Available data:
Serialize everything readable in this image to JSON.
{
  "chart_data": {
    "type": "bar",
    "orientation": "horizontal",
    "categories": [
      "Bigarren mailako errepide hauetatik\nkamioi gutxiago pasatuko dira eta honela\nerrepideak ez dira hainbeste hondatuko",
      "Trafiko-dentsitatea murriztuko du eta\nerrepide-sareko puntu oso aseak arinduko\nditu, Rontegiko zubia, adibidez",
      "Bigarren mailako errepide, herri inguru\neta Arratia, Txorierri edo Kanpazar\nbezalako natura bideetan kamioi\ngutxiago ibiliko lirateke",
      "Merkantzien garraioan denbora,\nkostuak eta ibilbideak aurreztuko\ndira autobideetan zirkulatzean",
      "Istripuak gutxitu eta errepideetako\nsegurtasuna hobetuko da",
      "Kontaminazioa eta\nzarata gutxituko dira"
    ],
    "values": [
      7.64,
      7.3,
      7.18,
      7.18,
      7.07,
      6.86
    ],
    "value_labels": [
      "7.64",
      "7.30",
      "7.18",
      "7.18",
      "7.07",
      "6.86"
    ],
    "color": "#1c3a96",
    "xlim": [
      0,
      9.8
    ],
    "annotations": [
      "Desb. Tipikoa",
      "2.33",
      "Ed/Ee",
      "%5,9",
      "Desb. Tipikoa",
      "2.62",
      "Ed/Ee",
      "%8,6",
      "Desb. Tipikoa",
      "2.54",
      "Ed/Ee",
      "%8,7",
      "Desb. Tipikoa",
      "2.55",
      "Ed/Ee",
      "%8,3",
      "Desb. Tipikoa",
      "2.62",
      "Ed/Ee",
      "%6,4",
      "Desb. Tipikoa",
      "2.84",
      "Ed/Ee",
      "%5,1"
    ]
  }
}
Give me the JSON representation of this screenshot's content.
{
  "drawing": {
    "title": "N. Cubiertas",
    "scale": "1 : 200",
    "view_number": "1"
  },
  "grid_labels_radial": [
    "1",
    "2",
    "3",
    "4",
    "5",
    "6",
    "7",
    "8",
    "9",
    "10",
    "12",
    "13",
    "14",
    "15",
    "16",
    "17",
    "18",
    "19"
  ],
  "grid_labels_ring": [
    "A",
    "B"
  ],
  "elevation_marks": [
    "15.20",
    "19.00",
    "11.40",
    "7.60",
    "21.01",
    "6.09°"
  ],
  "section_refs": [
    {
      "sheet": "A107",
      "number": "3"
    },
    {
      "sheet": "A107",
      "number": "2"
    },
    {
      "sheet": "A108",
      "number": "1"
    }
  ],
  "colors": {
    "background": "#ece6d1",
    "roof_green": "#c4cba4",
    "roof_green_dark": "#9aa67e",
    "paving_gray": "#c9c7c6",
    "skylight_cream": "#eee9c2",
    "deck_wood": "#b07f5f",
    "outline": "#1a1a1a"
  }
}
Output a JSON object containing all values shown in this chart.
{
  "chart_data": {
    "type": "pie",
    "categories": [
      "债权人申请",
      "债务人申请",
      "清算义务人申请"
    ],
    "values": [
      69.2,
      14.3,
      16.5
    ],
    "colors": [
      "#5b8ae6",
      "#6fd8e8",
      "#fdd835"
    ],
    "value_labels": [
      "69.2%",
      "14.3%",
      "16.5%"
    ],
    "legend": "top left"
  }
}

Aim:
Transcribe each entry precisely, missing none.

Correct output:
Serialize everything readable in this image to JSON.
{
  "chart_data": {
    "type": "bar",
    "orientation": "horizontal",
    "categories": [
      "Bigarren mailako errepide hauetatik\nkamioi gutxiago pasatuko dira eta honela\nerrepideak ez dira hainbeste hondatuko",
      "Trafiko-dentsitatea murriztuko du eta\nerrepide-sareko puntu oso aseak arinduko\nditu, Rontegiko zubia, adibidez",
      "Bigarren mailako errepide, herri inguru\neta Arratia, Txorierri edo Kanpazar\nbezalako natura bideetan kamioi\ngutxiago ibiliko lirateke",
      "Merkantzien garraioan denbora,\nkostuak eta ibilbideak aurreztuko\ndira autobideetan zirkulatzean",
      "Istripuak gutxitu eta errepideetako\nsegurtasuna hobetuko da",
      "Kontaminazioa eta\nzarata gutxituko dira"
    ],
    "values": [
      7.64,
      7.3,
      7.18,
      7.18,
      7.07,
      6.86
    ],
    "value_labels": [
      "7.64",
      "7.30",
      "7.18",
      "7.18",
      "7.07",
      "6.86"
    ],
    "color": "#1c3a96",
    "xlim": [
      0,
      9.8
    ],
    "annotations": [
      "Desb. Tipikoa",
      "2.33",
      "Ed/Ee",
      "%5,9",
      "Desb. Tipikoa",
      "2.62",
      "Ed/Ee",
      "%8,6",
      "Desb. Tipikoa",
      "2.54",
      "Ed/Ee",
      "%8,7",
      "Desb. Tipikoa",
      "2.55",
      "Ed/Ee",
      "%8,3",
      "Desb. Tipikoa",
      "2.62",
      "Ed/Ee",
      "%6,4",
      "Desb. Tipikoa",
      "2.84",
      "Ed/Ee",
      "%5,1"
    ]
  }
}
Give me the JSON representation of this screenshot's content.
{
  "drawing": {
    "title": "N. Cubiertas",
    "scale": "1 : 200",
    "view_number": "1"
  },
  "grid_labels_radial": [
    "1",
    "2",
    "3",
    "4",
    "5",
    "6",
    "7",
    "8",
    "9",
    "10",
    "12",
    "13",
    "14",
    "15",
    "16",
    "17",
    "18",
    "19"
  ],
  "grid_labels_ring": [
    "A",
    "B"
  ],
  "elevation_marks": [
    "15.20",
    "19.00",
    "11.40",
    "7.60",
    "21.01",
    "6.09°"
  ],
  "section_refs": [
    {
      "sheet": "A107",
      "number": "3"
    },
    {
      "sheet": "A107",
      "number": "2"
    },
    {
      "sheet": "A108",
      "number": "1"
    }
  ],
  "colors": {
    "background": "#ece6d1",
    "roof_green": "#c4cba4",
    "roof_green_dark": "#9aa67e",
    "paving_gray": "#c9c7c6",
    "skylight_cream": "#eee9c2",
    "deck_wood": "#b07f5f",
    "outline": "#1a1a1a"
  }
}
Output a JSON object containing all values shown in this chart.
{
  "chart_data": {
    "type": "pie",
    "categories": [
      "债权人申请",
      "债务人申请",
      "清算义务人申请"
    ],
    "values": [
      69.2,
      14.3,
      16.5
    ],
    "colors": [
      "#5b8ae6",
      "#6fd8e8",
      "#fdd835"
    ],
    "value_labels": [
      "69.2%",
      "14.3%",
      "16.5%"
    ],
    "legend": "top left"
  }
}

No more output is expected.